Directions for this task: Skip all pictures, then print the remaining material exactly.

:::

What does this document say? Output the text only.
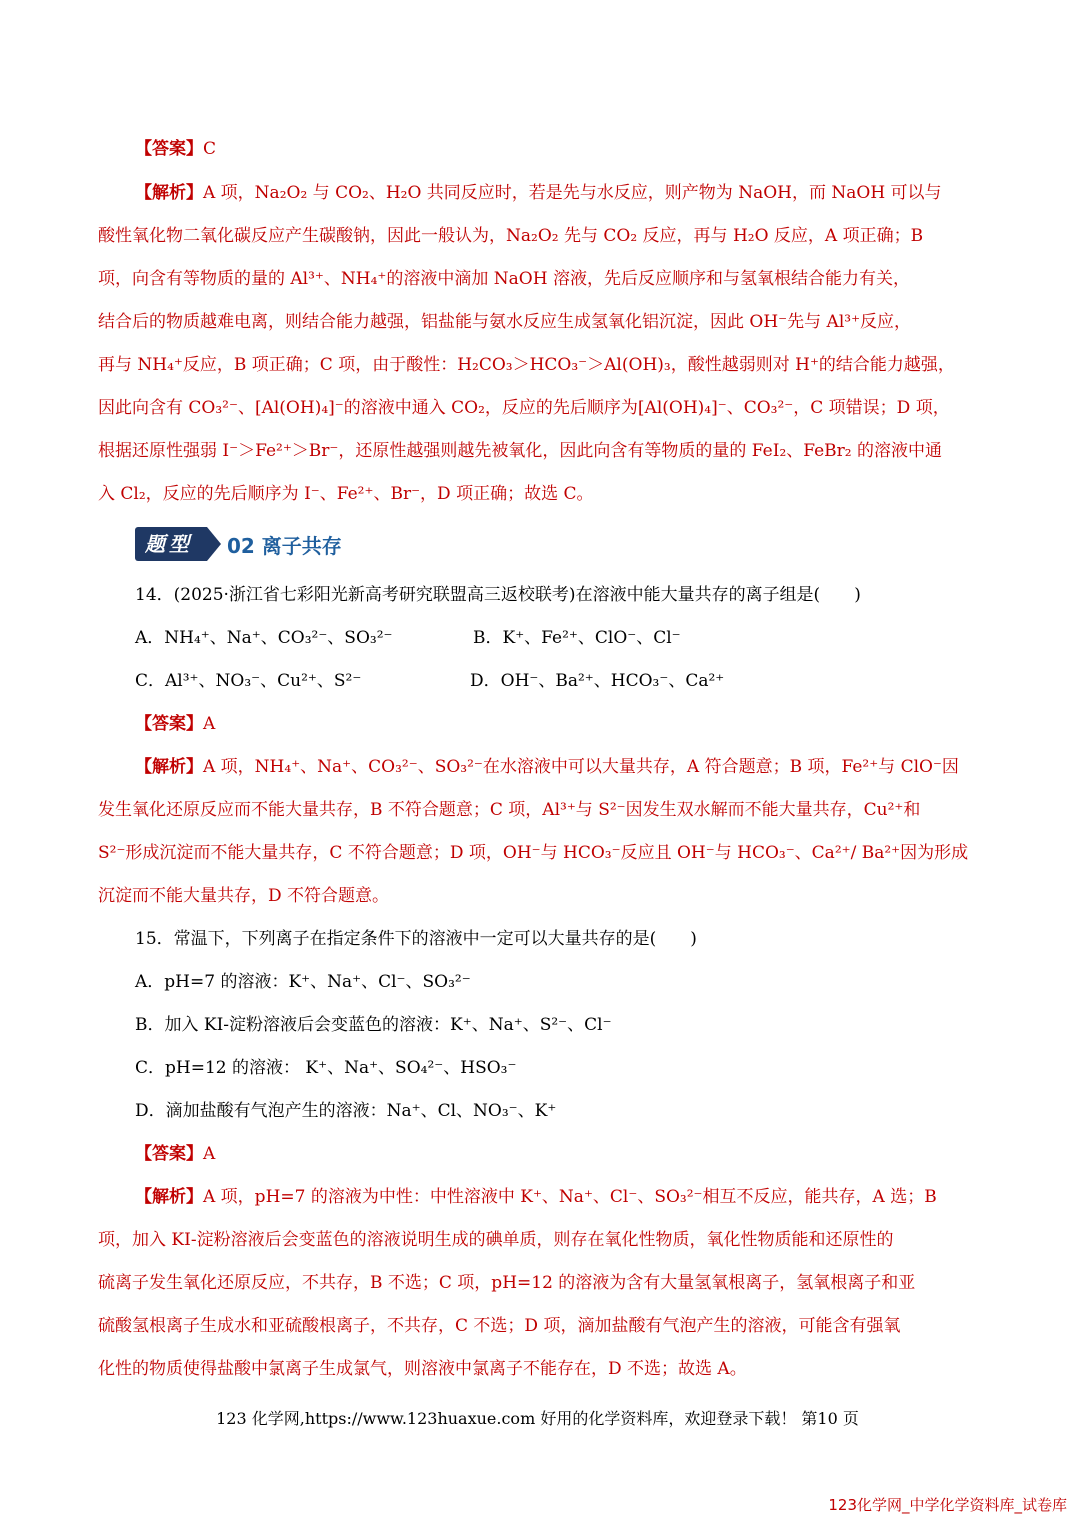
【答案】C
【解析】A 项，Na₂O₂ 与 CO₂、H₂O 共同反应时，若是先与水反应，则产物为 NaOH，而 NaOH 可以与
酸性氧化物二氧化碳反应产生碳酸钠，因此一般认为，Na₂O₂ 先与 CO₂ 反应，再与 H₂O 反应，A 项正确；B
项，向含有等物质的量的 Al³⁺、NH₄⁺的溶液中滴加 NaOH 溶液，先后反应顺序和与氢氧根结合能力有关，
结合后的物质越难电离，则结合能力越强，铝盐能与氨水反应生成氢氧化铝沉淀，因此 OH⁻先与 Al³⁺反应，
再与 NH₄⁺反应，B 项正确；C 项，由于酸性：H₂CO₃＞HCO₃⁻＞Al(OH)₃，酸性越弱则对 H⁺的结合能力越强，
因此向含有 CO₃²⁻、[Al(OH)₄]⁻的溶液中通入 CO₂，反应的先后顺序为[Al(OH)₄]⁻、CO₃²⁻，C 项错误；D 项，
根据还原性强弱 I⁻＞Fe²⁺＞Br⁻，还原性越强则越先被氧化，因此向含有等物质的量的 FeI₂、FeBr₂ 的溶液中通
入 Cl₂，反应的先后顺序为 I⁻、Fe²⁺、Br⁻，D 项正确；故选 C。
题型	02 离子共存
14．(2025·浙江省七彩阳光新高考研究联盟高三返校联考)在溶液中能大量共存的离子组是(　　)
A．NH₄⁺、Na⁺、CO₃²⁻、SO₃²⁻	B．K⁺、Fe²⁺、ClO⁻、Cl⁻
C．Al³⁺、NO₃⁻、Cu²⁺、S²⁻	D．OH⁻、Ba²⁺、HCO₃⁻、Ca²⁺
【答案】A
【解析】A 项，NH₄⁺、Na⁺、CO₃²⁻、SO₃²⁻在水溶液中可以大量共存，A 符合题意；B 项，Fe²⁺与 ClO⁻因
发生氧化还原反应而不能大量共存，B 不符合题意；C 项，Al³⁺与 S²⁻因发生双水解而不能大量共存，Cu²⁺和
S²⁻形成沉淀而不能大量共存，C 不符合题意；D 项，OH⁻与 HCO₃⁻反应且 OH⁻与 HCO₃⁻、Ca²⁺/ Ba²⁺因为形成
沉淀而不能大量共存，D 不符合题意。
15．常温下，下列离子在指定条件下的溶液中一定可以大量共存的是(　　)
A．pH=7 的溶液：K⁺、Na⁺、Cl⁻、SO₃²⁻
B．加入 KI-淀粉溶液后会变蓝色的溶液：K⁺、Na⁺、S²⁻、Cl⁻
C．pH=12 的溶液： K⁺、Na⁺、SO₄²⁻、HSO₃⁻
D．滴加盐酸有气泡产生的溶液：Na⁺、Cl、NO₃⁻、K⁺
【答案】A
【解析】A 项，pH=7 的溶液为中性：中性溶液中 K⁺、Na⁺、Cl⁻、SO₃²⁻相互不反应，能共存，A 选；B
项，加入 KI-淀粉溶液后会变蓝色的溶液说明生成的碘单质，则存在氧化性物质，氧化性物质能和还原性的
硫离子发生氧化还原反应，不共存，B 不选；C 项，pH=12 的溶液为含有大量氢氧根离子，氢氧根离子和亚
硫酸氢根离子生成水和亚硫酸根离子，不共存，C 不选；D 项，滴加盐酸有气泡产生的溶液，可能含有强氧
化性的物质使得盐酸中氯离子生成氯气，则溶液中氯离子不能存在，D 不选；故选 A。
123 化学网,https://www.123huaxue.com 好用的化学资料库，欢迎登录下载！ 第10 页
123化学网_中学化学资料库_试卷库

:::

Answer below:
What does this document say? Output the text only.
【答案】C
【解析】A 项，Na₂O₂ 与 CO₂、H₂O 共同反应时，若是先与水反应，则产物为 NaOH，而 NaOH 可以与
酸性氧化物二氧化碳反应产生碳酸钠，因此一般认为，Na₂O₂ 先与 CO₂ 反应，再与 H₂O 反应，A 项正确；B
项，向含有等物质的量的 Al³⁺、NH₄⁺的溶液中滴加 NaOH 溶液，先后反应顺序和与氢氧根结合能力有关，
结合后的物质越难电离，则结合能力越强，铝盐能与氨水反应生成氢氧化铝沉淀，因此 OH⁻先与 Al³⁺反应，
再与 NH₄⁺反应，B 项正确；C 项，由于酸性：H₂CO₃＞HCO₃⁻＞Al(OH)₃，酸性越弱则对 H⁺的结合能力越强，
因此向含有 CO₃²⁻、[Al(OH)₄]⁻的溶液中通入 CO₂，反应的先后顺序为[Al(OH)₄]⁻、CO₃²⁻，C 项错误；D 项，
根据还原性强弱 I⁻＞Fe²⁺＞Br⁻，还原性越强则越先被氧化，因此向含有等物质的量的 FeI₂、FeBr₂ 的溶液中通
入 Cl₂，反应的先后顺序为 I⁻、Fe²⁺、Br⁻，D 项正确；故选 C。
题型	02 离子共存
14．(2025·浙江省七彩阳光新高考研究联盟高三返校联考)在溶液中能大量共存的离子组是(　　)
A．NH₄⁺、Na⁺、CO₃²⁻、SO₃²⁻	B．K⁺、Fe²⁺、ClO⁻、Cl⁻
C．Al³⁺、NO₃⁻、Cu²⁺、S²⁻	D．OH⁻、Ba²⁺、HCO₃⁻、Ca²⁺
【答案】A
【解析】A 项，NH₄⁺、Na⁺、CO₃²⁻、SO₃²⁻在水溶液中可以大量共存，A 符合题意；B 项，Fe²⁺与 ClO⁻因
发生氧化还原反应而不能大量共存，B 不符合题意；C 项，Al³⁺与 S²⁻因发生双水解而不能大量共存，Cu²⁺和
S²⁻形成沉淀而不能大量共存，C 不符合题意；D 项，OH⁻与 HCO₃⁻反应且 OH⁻与 HCO₃⁻、Ca²⁺/ Ba²⁺因为形成
沉淀而不能大量共存，D 不符合题意。
15．常温下，下列离子在指定条件下的溶液中一定可以大量共存的是(　　)
A．pH=7 的溶液：K⁺、Na⁺、Cl⁻、SO₃²⁻
B．加入 KI-淀粉溶液后会变蓝色的溶液：K⁺、Na⁺、S²⁻、Cl⁻
C．pH=12 的溶液： K⁺、Na⁺、SO₄²⁻、HSO₃⁻
D．滴加盐酸有气泡产生的溶液：Na⁺、Cl、NO₃⁻、K⁺
【答案】A
【解析】A 项，pH=7 的溶液为中性：中性溶液中 K⁺、Na⁺、Cl⁻、SO₃²⁻相互不反应，能共存，A 选；B
项，加入 KI-淀粉溶液后会变蓝色的溶液说明生成的碘单质，则存在氧化性物质，氧化性物质能和还原性的
硫离子发生氧化还原反应，不共存，B 不选；C 项，pH=12 的溶液为含有大量氢氧根离子，氢氧根离子和亚
硫酸氢根离子生成水和亚硫酸根离子，不共存，C 不选；D 项，滴加盐酸有气泡产生的溶液，可能含有强氧
化性的物质使得盐酸中氯离子生成氯气，则溶液中氯离子不能存在，D 不选；故选 A。
123 化学网,https://www.123huaxue.com 好用的化学资料库，欢迎登录下载！ 第10 页
123化学网_中学化学资料库_试卷库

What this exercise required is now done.